§ What to work on
Whenever a line contains the string "possivel", copy it out of the entries.

------------

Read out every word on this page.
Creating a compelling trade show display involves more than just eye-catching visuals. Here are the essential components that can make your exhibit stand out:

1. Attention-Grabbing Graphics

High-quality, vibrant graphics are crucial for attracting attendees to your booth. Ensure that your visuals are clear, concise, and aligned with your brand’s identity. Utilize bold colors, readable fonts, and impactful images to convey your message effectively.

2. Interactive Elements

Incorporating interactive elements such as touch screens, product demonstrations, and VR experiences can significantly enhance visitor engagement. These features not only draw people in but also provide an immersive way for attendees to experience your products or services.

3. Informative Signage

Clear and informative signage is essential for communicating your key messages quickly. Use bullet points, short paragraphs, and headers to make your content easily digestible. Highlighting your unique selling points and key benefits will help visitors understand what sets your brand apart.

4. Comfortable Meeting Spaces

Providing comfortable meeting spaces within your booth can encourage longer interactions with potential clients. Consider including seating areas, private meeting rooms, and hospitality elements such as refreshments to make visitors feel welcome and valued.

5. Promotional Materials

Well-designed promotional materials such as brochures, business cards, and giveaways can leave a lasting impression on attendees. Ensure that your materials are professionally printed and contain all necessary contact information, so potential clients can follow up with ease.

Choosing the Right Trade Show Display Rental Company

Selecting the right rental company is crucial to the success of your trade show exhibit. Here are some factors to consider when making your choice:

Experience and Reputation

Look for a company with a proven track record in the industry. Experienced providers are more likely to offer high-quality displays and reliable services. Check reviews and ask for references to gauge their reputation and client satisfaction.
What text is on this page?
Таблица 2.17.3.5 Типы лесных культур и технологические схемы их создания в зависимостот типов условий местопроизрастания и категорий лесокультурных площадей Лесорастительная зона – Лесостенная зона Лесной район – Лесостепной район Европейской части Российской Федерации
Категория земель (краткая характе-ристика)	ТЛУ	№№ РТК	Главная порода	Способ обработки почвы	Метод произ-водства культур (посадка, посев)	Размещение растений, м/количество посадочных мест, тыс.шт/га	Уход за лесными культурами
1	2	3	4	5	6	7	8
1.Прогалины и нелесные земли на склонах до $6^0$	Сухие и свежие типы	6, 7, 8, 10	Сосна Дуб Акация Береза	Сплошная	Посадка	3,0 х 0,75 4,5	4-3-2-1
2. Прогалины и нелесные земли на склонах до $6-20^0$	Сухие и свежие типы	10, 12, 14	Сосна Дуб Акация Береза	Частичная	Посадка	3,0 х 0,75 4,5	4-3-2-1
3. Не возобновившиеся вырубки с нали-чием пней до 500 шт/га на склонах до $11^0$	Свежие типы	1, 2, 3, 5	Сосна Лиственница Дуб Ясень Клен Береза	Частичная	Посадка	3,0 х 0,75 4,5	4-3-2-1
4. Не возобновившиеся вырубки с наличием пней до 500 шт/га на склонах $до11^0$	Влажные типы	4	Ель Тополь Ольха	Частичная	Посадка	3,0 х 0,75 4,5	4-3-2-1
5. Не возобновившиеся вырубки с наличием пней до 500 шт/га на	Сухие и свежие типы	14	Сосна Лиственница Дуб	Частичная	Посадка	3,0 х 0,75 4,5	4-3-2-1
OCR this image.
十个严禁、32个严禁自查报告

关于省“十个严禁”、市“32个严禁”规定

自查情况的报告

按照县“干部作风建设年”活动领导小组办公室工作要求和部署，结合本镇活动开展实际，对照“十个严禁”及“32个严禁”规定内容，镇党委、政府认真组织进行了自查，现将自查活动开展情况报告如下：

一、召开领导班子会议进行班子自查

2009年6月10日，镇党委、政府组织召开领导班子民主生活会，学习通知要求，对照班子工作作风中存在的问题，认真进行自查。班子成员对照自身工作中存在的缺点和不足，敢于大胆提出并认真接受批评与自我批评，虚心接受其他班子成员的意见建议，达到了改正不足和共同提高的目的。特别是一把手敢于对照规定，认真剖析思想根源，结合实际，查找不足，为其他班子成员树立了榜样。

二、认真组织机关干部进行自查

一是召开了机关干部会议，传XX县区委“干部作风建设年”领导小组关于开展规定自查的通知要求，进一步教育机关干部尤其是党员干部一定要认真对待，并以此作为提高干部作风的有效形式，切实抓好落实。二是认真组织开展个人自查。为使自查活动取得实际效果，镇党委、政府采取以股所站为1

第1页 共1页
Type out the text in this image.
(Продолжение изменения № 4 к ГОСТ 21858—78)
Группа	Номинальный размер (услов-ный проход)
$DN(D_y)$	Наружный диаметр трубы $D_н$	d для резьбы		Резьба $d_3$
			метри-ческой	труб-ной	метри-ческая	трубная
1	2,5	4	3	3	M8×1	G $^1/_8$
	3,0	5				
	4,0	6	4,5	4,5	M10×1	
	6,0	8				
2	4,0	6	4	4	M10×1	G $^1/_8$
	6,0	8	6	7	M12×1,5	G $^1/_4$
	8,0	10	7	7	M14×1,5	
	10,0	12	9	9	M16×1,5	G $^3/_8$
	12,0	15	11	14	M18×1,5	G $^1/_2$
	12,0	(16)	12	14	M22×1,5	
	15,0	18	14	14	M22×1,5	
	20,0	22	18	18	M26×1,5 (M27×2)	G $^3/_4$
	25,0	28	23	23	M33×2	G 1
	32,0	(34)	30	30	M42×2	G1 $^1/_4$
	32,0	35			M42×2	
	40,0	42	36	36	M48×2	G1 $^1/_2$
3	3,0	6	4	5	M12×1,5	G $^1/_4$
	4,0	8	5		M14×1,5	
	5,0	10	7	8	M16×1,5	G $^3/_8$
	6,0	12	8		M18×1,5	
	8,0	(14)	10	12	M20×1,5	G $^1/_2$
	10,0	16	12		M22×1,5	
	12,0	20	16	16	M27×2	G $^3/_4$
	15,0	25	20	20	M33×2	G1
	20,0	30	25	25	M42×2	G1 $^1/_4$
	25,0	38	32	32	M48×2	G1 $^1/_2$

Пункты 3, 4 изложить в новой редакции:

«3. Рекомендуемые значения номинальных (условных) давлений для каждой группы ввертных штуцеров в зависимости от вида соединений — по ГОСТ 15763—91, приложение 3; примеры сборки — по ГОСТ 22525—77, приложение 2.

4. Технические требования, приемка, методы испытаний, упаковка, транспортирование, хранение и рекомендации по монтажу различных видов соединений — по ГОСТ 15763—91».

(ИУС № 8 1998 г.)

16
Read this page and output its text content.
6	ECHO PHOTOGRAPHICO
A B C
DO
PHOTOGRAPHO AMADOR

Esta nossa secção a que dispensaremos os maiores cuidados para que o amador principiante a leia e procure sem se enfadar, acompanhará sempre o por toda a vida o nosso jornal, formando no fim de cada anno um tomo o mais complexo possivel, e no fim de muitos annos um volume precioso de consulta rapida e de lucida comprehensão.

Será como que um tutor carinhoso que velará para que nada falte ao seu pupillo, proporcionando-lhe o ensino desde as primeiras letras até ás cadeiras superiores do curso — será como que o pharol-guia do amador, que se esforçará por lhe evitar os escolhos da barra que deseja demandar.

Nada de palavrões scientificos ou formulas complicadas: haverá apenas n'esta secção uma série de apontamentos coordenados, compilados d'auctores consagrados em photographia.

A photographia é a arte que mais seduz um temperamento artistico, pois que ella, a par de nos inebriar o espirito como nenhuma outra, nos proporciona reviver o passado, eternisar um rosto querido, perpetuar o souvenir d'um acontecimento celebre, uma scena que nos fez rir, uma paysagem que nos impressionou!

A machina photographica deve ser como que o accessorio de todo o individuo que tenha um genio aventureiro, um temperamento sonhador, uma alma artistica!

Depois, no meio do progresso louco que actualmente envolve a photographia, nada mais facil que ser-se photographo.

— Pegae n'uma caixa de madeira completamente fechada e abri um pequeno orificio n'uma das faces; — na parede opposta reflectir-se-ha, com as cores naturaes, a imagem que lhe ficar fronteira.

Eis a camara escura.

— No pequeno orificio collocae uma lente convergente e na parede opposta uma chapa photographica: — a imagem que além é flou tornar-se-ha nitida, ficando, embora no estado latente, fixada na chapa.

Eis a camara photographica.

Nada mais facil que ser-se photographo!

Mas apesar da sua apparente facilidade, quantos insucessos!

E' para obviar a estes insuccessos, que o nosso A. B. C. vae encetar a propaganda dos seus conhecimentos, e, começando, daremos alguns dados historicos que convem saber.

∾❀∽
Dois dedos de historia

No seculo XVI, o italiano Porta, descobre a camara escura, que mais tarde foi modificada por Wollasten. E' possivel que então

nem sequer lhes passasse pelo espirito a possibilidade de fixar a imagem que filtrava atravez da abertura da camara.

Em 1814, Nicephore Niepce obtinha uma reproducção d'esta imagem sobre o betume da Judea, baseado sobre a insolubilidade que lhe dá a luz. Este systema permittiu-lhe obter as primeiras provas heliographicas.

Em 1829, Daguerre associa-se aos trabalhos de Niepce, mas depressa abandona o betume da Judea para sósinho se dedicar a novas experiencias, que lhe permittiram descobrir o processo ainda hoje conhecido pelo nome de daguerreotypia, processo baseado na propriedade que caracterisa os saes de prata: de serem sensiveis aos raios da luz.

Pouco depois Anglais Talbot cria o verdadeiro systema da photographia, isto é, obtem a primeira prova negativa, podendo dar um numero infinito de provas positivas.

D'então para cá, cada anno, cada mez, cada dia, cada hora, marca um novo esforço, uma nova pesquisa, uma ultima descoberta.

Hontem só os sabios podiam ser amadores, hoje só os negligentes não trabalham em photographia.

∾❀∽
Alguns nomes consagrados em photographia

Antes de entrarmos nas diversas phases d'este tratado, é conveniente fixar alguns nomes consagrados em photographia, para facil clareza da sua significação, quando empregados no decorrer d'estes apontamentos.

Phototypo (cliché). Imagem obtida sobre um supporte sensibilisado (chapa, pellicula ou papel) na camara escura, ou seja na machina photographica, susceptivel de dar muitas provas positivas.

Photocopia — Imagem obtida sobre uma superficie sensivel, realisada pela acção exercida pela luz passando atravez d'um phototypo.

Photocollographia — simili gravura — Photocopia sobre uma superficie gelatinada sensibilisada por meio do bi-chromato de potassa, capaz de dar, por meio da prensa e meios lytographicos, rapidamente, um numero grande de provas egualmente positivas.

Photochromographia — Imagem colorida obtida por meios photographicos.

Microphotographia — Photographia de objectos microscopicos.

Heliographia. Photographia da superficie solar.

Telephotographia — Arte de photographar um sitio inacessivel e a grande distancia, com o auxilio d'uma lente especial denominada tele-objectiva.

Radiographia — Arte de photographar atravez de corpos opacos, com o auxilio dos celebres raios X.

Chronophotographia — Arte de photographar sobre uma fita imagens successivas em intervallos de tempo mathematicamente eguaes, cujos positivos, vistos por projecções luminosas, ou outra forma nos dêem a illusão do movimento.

------------

§ Solution below
Esta nossa secção a que dispensaremos os maiores cuidados para que o amador principiante a leia e procure sem se enfadar, acompanhará sempre o por toda a vida o nosso jornal, formando no fim de cada anno um tomo o mais complexo possivel, e no fim de muitos annos um volume precioso de consulta rapida e de lucida comprehensão.
No seculo XVI, o italiano Porta, descobre a camara escura, que mais tarde foi modificada por Wollasten. E' possivel que então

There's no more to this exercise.